--- START ---
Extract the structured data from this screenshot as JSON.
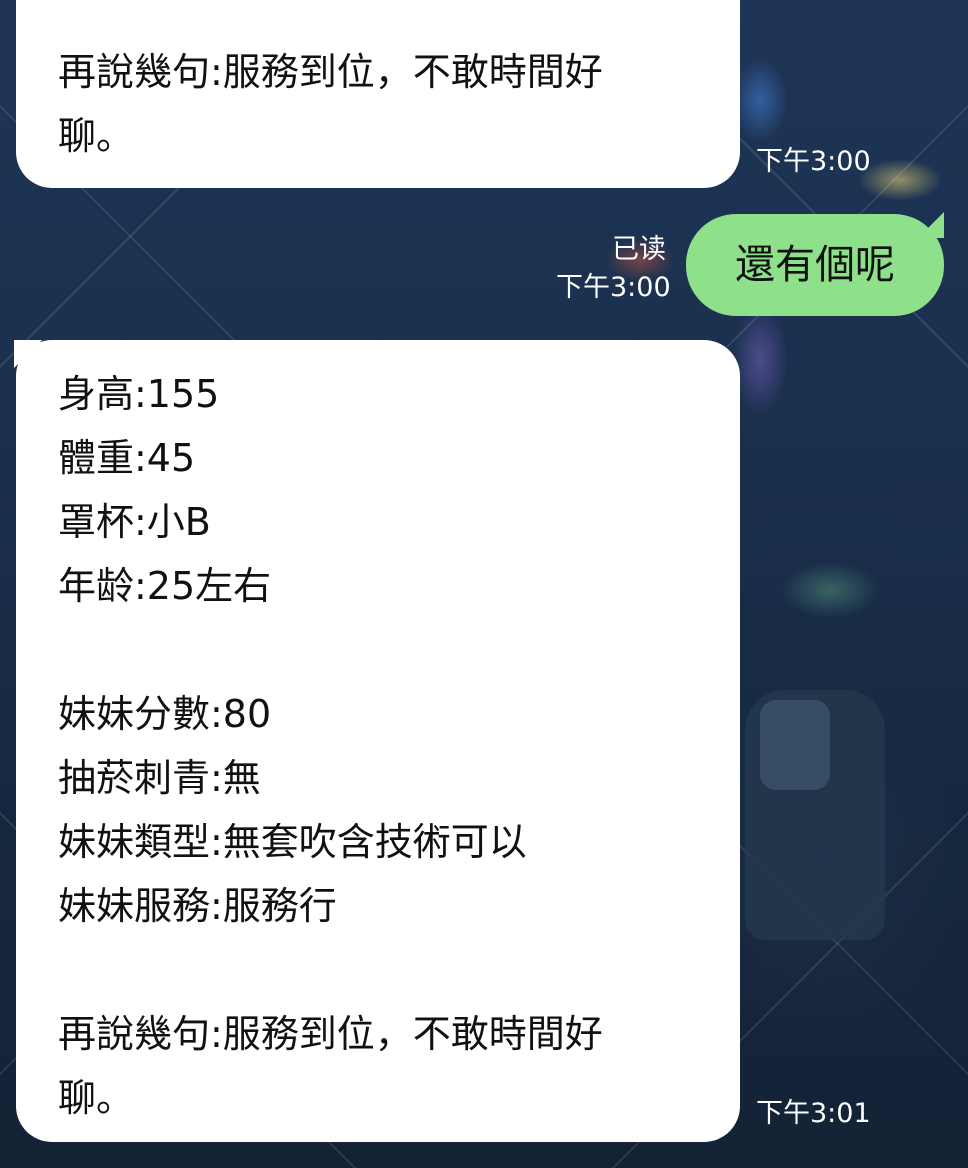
{
  "messages": {
    "top": {
      "lines": [
        "再說幾句:服務到位，不敢時間好",
        "聊。"
      ],
      "time": "下午3:00"
    },
    "green": {
      "text": "還有個呢",
      "status": "已读",
      "time": "下午3:00"
    },
    "main": {
      "lines": [
        "身高:155",
        "體重:45",
        "罩杯:小B",
        "年龄:25左右",
        "",
        "妹妹分數:80",
        "抽菸刺青:無",
        "妹妹類型:無套吹含技術可以",
        "妹妹服務:服務行",
        "",
        "再說幾句:服務到位，不敢時間好",
        "聊。"
      ],
      "time": "下午3:01"
    }
  },
  "colors": {
    "incoming_bubble": "#ffffff",
    "outgoing_bubble": "#8ee08a",
    "background": "#1b2f4a",
    "timestamp": "#ffffff"
  }
}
--- END ---
→ **What this task involves**
Copy the records above exactly, leaving out every picture.

→ **Response to the exercise**
Extract the structured data from this screenshot as JSON.
{
  "messages": {
    "top": {
      "lines": [
        "再說幾句:服務到位，不敢時間好",
        "聊。"
      ],
      "time": "下午3:00"
    },
    "green": {
      "text": "還有個呢",
      "status": "已读",
      "time": "下午3:00"
    },
    "main": {
      "lines": [
        "身高:155",
        "體重:45",
        "罩杯:小B",
        "年龄:25左右",
        "",
        "妹妹分數:80",
        "抽菸刺青:無",
        "妹妹類型:無套吹含技術可以",
        "妹妹服務:服務行",
        "",
        "再說幾句:服務到位，不敢時間好",
        "聊。"
      ],
      "time": "下午3:01"
    }
  },
  "colors": {
    "incoming_bubble": "#ffffff",
    "outgoing_bubble": "#8ee08a",
    "background": "#1b2f4a",
    "timestamp": "#ffffff"
  }
}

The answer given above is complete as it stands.